**Stated task:** Select all lines with the string "Phul" in them, and copy those lines.

(Entries taken from a collection)
----

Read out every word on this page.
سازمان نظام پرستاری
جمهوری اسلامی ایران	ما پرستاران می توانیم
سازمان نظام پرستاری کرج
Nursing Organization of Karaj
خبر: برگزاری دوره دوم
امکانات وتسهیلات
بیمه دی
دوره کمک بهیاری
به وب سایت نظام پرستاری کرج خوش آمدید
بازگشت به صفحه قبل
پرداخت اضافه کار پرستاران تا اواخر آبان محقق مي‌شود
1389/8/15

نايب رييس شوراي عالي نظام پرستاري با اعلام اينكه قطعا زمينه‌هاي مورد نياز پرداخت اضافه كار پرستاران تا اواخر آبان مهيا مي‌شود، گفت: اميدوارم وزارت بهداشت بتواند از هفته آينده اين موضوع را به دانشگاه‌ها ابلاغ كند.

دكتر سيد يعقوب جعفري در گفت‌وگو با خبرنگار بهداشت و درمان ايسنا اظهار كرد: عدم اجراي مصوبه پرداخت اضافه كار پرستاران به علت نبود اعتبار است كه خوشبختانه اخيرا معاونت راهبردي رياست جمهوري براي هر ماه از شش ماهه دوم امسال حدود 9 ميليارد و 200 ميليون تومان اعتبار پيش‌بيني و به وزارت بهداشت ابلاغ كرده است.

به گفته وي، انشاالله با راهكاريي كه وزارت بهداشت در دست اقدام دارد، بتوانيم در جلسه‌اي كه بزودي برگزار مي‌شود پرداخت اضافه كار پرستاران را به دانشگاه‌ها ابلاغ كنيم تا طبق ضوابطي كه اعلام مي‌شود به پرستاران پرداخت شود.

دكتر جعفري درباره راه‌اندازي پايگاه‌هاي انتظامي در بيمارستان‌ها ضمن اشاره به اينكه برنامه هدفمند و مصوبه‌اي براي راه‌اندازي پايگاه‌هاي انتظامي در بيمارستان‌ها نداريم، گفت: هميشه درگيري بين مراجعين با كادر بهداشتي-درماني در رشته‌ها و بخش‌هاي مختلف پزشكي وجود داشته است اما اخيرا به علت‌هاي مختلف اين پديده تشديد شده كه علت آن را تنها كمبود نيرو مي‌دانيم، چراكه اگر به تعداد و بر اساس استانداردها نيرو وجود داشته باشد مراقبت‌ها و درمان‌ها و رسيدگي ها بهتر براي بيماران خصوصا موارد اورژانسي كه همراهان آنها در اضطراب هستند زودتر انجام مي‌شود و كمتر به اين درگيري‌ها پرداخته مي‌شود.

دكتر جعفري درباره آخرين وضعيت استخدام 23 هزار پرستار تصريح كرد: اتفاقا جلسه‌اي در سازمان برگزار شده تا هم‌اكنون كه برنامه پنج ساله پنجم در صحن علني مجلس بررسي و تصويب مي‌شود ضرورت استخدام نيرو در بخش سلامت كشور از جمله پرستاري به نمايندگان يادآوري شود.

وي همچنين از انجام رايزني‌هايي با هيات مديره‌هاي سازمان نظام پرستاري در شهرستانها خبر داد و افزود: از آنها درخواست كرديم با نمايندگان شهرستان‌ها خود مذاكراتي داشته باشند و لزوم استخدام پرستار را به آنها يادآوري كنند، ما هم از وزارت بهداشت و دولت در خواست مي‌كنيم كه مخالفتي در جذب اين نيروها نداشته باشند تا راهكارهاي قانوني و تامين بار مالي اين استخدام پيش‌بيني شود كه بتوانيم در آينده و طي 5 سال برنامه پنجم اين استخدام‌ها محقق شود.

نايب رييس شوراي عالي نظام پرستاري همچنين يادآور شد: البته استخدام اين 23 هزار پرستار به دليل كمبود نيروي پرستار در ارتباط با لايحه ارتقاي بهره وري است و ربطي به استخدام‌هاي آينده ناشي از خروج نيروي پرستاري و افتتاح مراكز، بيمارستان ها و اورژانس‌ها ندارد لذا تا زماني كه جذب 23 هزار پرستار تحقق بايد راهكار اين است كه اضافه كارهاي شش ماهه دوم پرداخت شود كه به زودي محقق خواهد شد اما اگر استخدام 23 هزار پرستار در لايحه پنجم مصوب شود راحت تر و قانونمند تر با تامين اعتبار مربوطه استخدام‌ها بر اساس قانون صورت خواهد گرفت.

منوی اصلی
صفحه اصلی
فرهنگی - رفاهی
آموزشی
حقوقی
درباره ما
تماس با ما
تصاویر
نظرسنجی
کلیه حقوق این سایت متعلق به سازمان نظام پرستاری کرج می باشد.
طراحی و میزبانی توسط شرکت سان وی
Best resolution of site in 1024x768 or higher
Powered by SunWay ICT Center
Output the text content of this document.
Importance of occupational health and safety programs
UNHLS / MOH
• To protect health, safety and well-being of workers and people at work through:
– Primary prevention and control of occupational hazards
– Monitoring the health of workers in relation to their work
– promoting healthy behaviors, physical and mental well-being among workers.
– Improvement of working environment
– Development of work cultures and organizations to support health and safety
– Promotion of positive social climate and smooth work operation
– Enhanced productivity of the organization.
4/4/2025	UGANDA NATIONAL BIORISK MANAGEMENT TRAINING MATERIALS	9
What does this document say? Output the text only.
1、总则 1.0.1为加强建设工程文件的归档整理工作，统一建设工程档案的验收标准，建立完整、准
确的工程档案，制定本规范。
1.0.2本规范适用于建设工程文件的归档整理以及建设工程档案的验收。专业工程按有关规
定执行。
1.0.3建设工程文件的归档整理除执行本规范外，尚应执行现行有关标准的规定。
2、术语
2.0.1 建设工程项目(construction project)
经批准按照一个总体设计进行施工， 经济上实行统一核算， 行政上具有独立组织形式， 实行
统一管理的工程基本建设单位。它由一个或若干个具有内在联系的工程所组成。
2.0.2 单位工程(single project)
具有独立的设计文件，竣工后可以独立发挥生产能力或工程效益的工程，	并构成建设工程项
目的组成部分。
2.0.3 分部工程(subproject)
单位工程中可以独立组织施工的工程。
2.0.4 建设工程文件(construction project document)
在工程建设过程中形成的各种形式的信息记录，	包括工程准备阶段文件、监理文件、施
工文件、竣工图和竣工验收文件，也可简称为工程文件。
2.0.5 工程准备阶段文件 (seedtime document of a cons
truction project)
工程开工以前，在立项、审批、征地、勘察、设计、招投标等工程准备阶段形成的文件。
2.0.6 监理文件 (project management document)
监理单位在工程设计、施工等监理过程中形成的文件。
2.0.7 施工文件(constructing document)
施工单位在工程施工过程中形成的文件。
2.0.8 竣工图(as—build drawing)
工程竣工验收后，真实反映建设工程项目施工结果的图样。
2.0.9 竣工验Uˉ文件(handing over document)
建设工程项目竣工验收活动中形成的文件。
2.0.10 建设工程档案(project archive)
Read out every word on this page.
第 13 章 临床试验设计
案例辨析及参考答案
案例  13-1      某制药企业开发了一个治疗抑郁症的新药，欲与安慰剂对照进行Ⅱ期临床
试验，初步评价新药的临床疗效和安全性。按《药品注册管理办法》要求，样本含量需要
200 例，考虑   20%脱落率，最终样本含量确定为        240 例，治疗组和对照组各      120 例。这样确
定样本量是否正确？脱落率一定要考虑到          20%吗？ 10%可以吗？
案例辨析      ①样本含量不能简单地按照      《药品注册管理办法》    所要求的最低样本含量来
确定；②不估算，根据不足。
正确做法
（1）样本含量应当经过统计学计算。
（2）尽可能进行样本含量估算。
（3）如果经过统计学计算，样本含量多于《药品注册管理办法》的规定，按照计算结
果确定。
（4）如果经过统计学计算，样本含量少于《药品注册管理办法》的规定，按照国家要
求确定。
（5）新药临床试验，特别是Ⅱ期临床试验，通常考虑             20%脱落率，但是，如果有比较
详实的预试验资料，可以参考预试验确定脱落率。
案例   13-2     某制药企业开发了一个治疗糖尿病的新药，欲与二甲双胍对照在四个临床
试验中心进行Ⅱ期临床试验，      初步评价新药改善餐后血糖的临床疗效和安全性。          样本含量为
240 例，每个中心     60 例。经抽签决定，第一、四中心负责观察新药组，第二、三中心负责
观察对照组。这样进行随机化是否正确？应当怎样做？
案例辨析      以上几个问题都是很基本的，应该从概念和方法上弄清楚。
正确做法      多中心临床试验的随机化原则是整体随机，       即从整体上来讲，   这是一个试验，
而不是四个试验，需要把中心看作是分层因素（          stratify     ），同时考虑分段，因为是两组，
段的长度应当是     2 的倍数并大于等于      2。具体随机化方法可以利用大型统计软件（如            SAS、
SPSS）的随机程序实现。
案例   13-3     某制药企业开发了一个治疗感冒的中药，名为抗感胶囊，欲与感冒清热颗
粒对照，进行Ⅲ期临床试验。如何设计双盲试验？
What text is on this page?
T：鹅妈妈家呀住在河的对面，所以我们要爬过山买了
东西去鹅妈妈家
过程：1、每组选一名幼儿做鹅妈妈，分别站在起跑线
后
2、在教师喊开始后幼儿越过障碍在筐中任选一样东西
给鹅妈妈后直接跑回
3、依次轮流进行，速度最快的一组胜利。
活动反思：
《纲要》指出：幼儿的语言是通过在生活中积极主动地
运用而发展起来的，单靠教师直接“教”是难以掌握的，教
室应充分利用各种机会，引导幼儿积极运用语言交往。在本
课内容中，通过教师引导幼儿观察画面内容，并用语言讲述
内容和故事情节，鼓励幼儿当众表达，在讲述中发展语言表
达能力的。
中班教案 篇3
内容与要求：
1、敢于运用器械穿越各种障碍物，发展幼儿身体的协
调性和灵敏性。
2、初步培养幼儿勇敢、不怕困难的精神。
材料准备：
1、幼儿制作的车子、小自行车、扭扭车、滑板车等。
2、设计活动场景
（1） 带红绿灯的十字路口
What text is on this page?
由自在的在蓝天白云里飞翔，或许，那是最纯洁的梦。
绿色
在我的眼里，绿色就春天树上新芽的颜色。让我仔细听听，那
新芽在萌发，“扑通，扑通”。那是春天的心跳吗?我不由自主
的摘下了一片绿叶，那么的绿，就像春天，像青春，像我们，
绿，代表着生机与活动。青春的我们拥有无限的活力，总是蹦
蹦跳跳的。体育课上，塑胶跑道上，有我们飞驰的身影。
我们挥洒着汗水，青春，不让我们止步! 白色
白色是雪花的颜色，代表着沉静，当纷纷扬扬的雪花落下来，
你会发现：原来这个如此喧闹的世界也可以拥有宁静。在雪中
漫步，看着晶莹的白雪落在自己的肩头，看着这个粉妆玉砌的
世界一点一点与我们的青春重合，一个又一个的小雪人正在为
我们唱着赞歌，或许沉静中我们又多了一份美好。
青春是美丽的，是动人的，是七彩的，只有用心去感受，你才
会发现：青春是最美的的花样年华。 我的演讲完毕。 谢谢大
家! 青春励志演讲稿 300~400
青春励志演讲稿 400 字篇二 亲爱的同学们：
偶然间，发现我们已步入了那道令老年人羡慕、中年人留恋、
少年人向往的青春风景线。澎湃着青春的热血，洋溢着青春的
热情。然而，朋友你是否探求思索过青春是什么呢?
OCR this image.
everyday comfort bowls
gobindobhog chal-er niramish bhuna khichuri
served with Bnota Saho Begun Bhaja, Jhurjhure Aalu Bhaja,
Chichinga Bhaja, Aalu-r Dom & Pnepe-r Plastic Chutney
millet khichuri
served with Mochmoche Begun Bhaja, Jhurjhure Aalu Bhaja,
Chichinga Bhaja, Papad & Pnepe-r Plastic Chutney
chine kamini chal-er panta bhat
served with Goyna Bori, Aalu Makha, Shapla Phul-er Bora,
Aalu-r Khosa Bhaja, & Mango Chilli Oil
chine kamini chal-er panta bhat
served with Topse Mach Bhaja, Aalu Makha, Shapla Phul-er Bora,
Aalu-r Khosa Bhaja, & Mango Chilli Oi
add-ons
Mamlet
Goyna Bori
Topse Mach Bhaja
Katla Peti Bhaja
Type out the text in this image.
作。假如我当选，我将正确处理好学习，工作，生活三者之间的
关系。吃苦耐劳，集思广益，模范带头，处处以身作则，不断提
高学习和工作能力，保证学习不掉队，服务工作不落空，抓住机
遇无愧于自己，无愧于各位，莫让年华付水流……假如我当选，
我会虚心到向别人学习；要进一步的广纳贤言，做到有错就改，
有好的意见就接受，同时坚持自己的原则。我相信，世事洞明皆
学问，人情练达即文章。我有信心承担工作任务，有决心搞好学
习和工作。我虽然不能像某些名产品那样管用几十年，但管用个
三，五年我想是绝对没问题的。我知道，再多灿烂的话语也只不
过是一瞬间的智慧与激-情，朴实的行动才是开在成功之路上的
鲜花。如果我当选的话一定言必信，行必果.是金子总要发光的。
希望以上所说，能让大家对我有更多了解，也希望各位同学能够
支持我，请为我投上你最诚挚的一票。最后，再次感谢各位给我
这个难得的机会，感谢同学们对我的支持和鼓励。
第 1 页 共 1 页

----

**Written response:**
served with Goyna Bori, Aalu Makha, Shapla Phul-er Bora,
served with Topse Mach Bhaja, Aalu Makha, Shapla Phul-er Bora,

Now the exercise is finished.